▶ **EXCERPT TO READ**:
►

Posts Tagged ‘facebook’

Photo Credit: Paull Young

Photo Credit: Paull Young

Way back when I started going to meetups explaining what this social media stuff was all about, there was one important message that I kept hearing over and over. In its simplest form, the message is this:

Social media is nothing more than word of mouth.

That’s it. It’s not about Pinterest or Twitter or Instagram or blogging or YouTube or any of the other mediums out there. It’s simply word of mouth. And those who are good at getting people to interact with them, to create stories and experiences with them and share these with others… those are the true social media practitioners.

If you have a blog or a website and you’re trying to use social tools to drive more traffic to your website, you are NOT employing social media, you’re building an audience. It’s not bad, they’re just two different things.

If I put a pen in your hand, does it make you a writer? A poet? An artist? Or just a person holding a pen?

So, before you say you want to engage in social media, define first what it is you’re hoping to accomplish. And then know that just because you’re sharing information through online channels, it doesn’t mean you’re engaging in social media. It means you’re broadcasting, answering questions, delivering customer service. The social media part comes when your audience, customers, friends, whoever, become a part of what you’re building. They take ownership for having an influence over your brand and they do so simply by sharing.

Social media isn’t new. It isn’t a tool. It’s a technique. And when applied correctly using tools, either online or off, it’s a more powerful force than any we could hope to harness individually. Because the whole is greater than the sum of its part, it’s impossible for social media to exist without a community behind it.

 

There’s a common misconception that social media is a cheap or free way to get your message out there. Many of us thought that at first. After all, there aren’t many barriers to its use, most platforms and apps at least have a free version available. When you come from a land where the monetary bottom line counts the most, sure, the use of online social tools might look like your free ticket to even more eyeballs. Except… they’re not.

When I lived in corporate Calgary land as the Electronic Communications Advisor at ATCO, we ran a contest for the 2010 Olympics. It was also our first opportunity to play around with social media. We had a Facebook page, I got the Twitter account up and running and we signed up for some listening tools with Radian6. We didn’t have much lead up time to building our audience before we launched the contest. And guess what? The social media bits were a flop. Sure, it felt warm and fuzzy to be able to post about all of the kids we were sending to Vancouver for a day, but what did it really do in terms of contest submissions and at connecting with a larger audience? Nothing. Nada. Zip. Zero. Zilch.

In a larger context, it was a huge success. It was the first toe dip in the online social water for a major Calgary company. And overall, the response from those we did connect with was positive. Having Radian6 in place during the campaign helped me garner a lot of the data I needed to show our management team the types of conversations that were happening online directly related to our brand. Not our competitors, not some other company, but US. Yes, in this context, big success. But… do you know the hours and the fight I put in over the years to get that in place? And during the campaign, all of the time setting up the profiles and condensing the information into something they’d understand? I’d look at tag clouds, rivers of information, growing keywords and I could see the trends and get a decent picture of what was going on. But then again, I lived it, ate it and breathed it. If it’s going to be of any use at all, you have to.

◄

▶ **EXTRACTED DATA**:
►

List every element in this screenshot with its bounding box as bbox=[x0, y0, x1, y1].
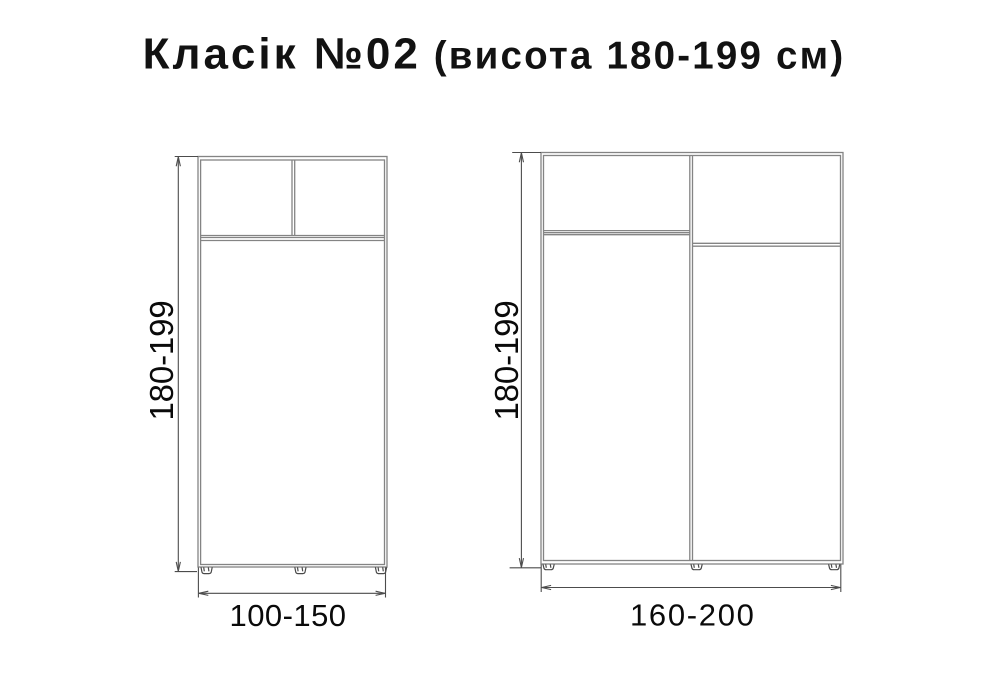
svg-text:Класік №02 (висота 180-199 см): Класік №02 (висота 180-199 см) bbox=[143, 29, 846, 78]
svg-text:180-199: 180-199 bbox=[488, 300, 525, 420]
svg-text:100-150: 100-150 bbox=[230, 598, 347, 633]
svg-text:160-200: 160-200 bbox=[630, 598, 756, 633]
svg-text:180-199: 180-199 bbox=[143, 300, 180, 420]
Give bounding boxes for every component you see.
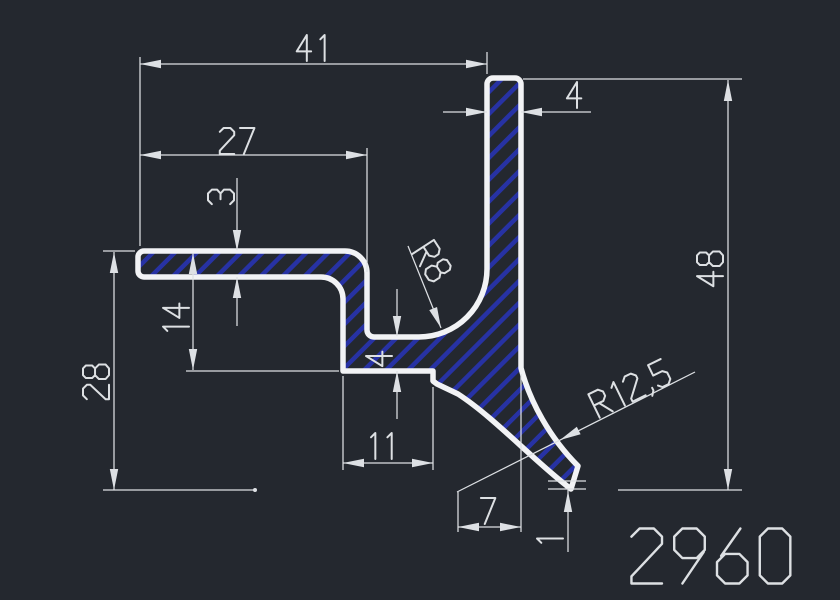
dim-text-d41 bbox=[297, 35, 325, 61]
dim-text-d11 bbox=[371, 433, 392, 459]
cad-drawing-viewport bbox=[0, 0, 840, 600]
dim-text-d4t bbox=[567, 82, 581, 108]
dim-text-d1 bbox=[537, 538, 563, 542]
dimension-arrowhead-icon bbox=[466, 60, 487, 68]
dimension-arrowhead-icon bbox=[140, 60, 161, 68]
dimension-arrowhead-icon bbox=[558, 427, 581, 444]
dimension-arrowhead-icon bbox=[500, 523, 521, 531]
dimension-arrowhead-icon bbox=[466, 108, 487, 116]
dimension-texts bbox=[83, 35, 723, 543]
dimension-arrowhead-icon bbox=[724, 80, 732, 101]
extension-lines bbox=[103, 52, 742, 532]
reference-dot bbox=[253, 488, 257, 492]
part-number bbox=[631, 529, 790, 584]
dimension-lines bbox=[114, 64, 728, 552]
dimension-arrowhead-icon bbox=[429, 307, 445, 330]
dimension-arrowhead-icon bbox=[521, 108, 542, 116]
dimension-arrows bbox=[110, 60, 732, 531]
cad-canvas bbox=[0, 0, 840, 600]
dimension-arrowhead-icon bbox=[110, 469, 118, 490]
dimension-arrowhead-icon bbox=[724, 469, 732, 490]
part-number-text bbox=[631, 529, 790, 584]
profile-section bbox=[138, 78, 578, 489]
dim-text-d27 bbox=[220, 128, 255, 154]
dimension-arrowhead-icon bbox=[189, 349, 197, 370]
dim-text-d3 bbox=[208, 190, 234, 204]
dimension-arrowhead-icon bbox=[233, 230, 241, 251]
dim-text-d48 bbox=[697, 252, 723, 287]
dimension-arrowhead-icon bbox=[346, 151, 367, 159]
dimension-arrowhead-icon bbox=[110, 252, 118, 273]
dimension-arrowhead-icon bbox=[412, 459, 433, 467]
dim-text-d14 bbox=[163, 303, 189, 330]
dimension-arrowhead-icon bbox=[458, 523, 479, 531]
dim-text-r8 bbox=[412, 240, 453, 283]
dimension-arrowhead-icon bbox=[233, 277, 241, 298]
dimension-arrowhead-icon bbox=[393, 371, 401, 392]
dimension-arrowhead-icon bbox=[140, 151, 161, 159]
dimension-arrowhead-icon bbox=[343, 459, 364, 467]
dimension-arrowhead-icon bbox=[393, 316, 401, 337]
dimension-arrowhead-icon bbox=[564, 491, 572, 512]
dim-text-d28 bbox=[83, 365, 109, 400]
dim-text-d7 bbox=[481, 498, 495, 524]
profile-outline bbox=[138, 78, 578, 489]
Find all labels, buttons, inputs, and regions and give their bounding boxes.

◄

▶ **GOALS**:
- a) According to the social media post, what job did the writer hold at ATCO?
- b) Copy the social media post word for word from "Social media is nothing" to "two different things.".
- c) Continue the social media post from its last sentence.
The entries have nothing to do with the social media post.

▶ **ANSWERS TO THE PROBLEMS**:
- a) Electronic Communications Advisor.

- b)
Social media is nothing more than word of mouth.

That’s it. It’s not about Pinterest or Twitter or Instagram or blogging or YouTube or any of the other mediums out there. It’s simply word of mouth. And those who are good at getting people to interact with them, to create stories and experiences with them and share these with others… those are the true social media practitioners.

If you have a blog or a website and you’re trying to use social tools to drive more traffic to your website, you are NOT employing social media, you’re building an audience. It’s not bad, they’re just two different things.

- c)
Social media is NOT cheap. And it’s not low-budget either. It works in two scenarios. You either need the dollars to buy someone’s time to invest in listening or you need your own time to invest. And depending on who you are or what your organization is, it might not be the right fit for you. Do the evaluation. Make the smart choice on whether your time is better spent navigating this world and ensuring all of your current processes are running as efficiently as possible, or if it’s time to amplify your message. You might have bigger fish to fry first.

Remember. You first. Your health and well-being. Then that of your company/nonprofit/organization, this includes the employees, volunteers, customers and so on. If you’re all good in the offline world, move forward into the online world. But never, ever, ever to the detriment of your day-to-day operations. The internet amplifies. And if you’ve got problems, it makes them worse (Note: There are scenarios where we’re forced into online conversations in a time of crisis, but that’s the exception to this post). Or if things are coming along swimmingly, more will come your way. That’s just how it works. And you’ll still need a plan and a team and resources in place. Real resources. Time and money to ensure things continue to go well and you’ve got the support you require to handle the growth.

So, not free. Not low-budget. And definitely not to be taken with a grain of salt.

Cleaning Supplies for Spring Cleaning

Cleaning Supplies for Spring Cleaning (Photo credit: Chiot’s Run)

When you first hop onto the social media band wagon, it’s easy to get swept up in the excitement of discovering people you didn’t know existed, seeing how easy it’s become to find out about local events and goings on or exploring new topics. But there comes a time in each social media explorer’s life when the excitement wears off. You’ve ridden all the rides in the theme park and you need a new adventure. You don’t want to be rid of all of the friends you’ve made along the way, but your evolution to bigger and better things is inevitable. It’s part of the human experience. The challenge then becomes one of balance. How to embrace the new without alienating the old (unless of course you’d like to just let some of the old fall by the wayside) in such a way that the transition is the least disruptive as possible?

You could pull a Wendy and blog your frustrations on impulse… I wouldn’t recommend it. Or, you can refresh your approaches and your networks. This, I would recommend more. It’s what I did after I blogged my frustrations on impulse… and with much ┬ámore success.

How can you do the same? Easy!

  1. Identify what you’re no longer satisfied with. My kind of news isn’t typically what I’d find in a local publication. I had resources coming to me through people I followed on Twitter, RSS feeds in my Google Reader and the likes to bring me the information I was seeking. But over time, some of my interests have changed and some of my sources have changed their content. Where I once had an entire network to spark my imagination, I found it growing stale… which brings me to point number two.
  2. Whether it’s once a month, once a quarter or even once or twice a year, make the time to find new people to pay attention to, new relationships to forge, new niches to explore. It’s like spring cleaning for your closet.. you don’t keep the clothes you haven’t worn in over 2 years, do you? It’s okay to let some of these go. If you’re worried about hurting anyone’s feelings in your more person-to-person networks like Twitter and Facebook, consider using groups and lists to cull out who you’re paying attention to rather than completely unfollowing or unfriending.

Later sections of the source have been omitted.